● **Stated task**
Gather all lines in the entries that include the word "values".

● **Records for the exercise**
<<<<
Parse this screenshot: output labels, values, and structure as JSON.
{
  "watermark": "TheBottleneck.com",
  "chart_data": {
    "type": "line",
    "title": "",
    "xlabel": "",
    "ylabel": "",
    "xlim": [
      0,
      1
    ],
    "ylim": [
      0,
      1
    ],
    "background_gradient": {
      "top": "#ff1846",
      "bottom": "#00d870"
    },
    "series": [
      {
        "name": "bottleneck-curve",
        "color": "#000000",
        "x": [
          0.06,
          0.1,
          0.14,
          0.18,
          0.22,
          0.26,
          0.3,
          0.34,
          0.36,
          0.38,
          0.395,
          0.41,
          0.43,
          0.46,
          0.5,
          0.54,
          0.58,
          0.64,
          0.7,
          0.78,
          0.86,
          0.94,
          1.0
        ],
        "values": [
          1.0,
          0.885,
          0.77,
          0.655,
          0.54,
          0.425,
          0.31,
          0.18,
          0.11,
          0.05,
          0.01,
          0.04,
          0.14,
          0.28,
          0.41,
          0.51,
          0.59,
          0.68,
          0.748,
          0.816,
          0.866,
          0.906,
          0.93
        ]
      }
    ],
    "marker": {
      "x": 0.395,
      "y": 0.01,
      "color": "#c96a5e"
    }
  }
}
>>>>
● **Result of the task**
Parse this screenshot: output labels, values, and structure as JSON.
        "values": [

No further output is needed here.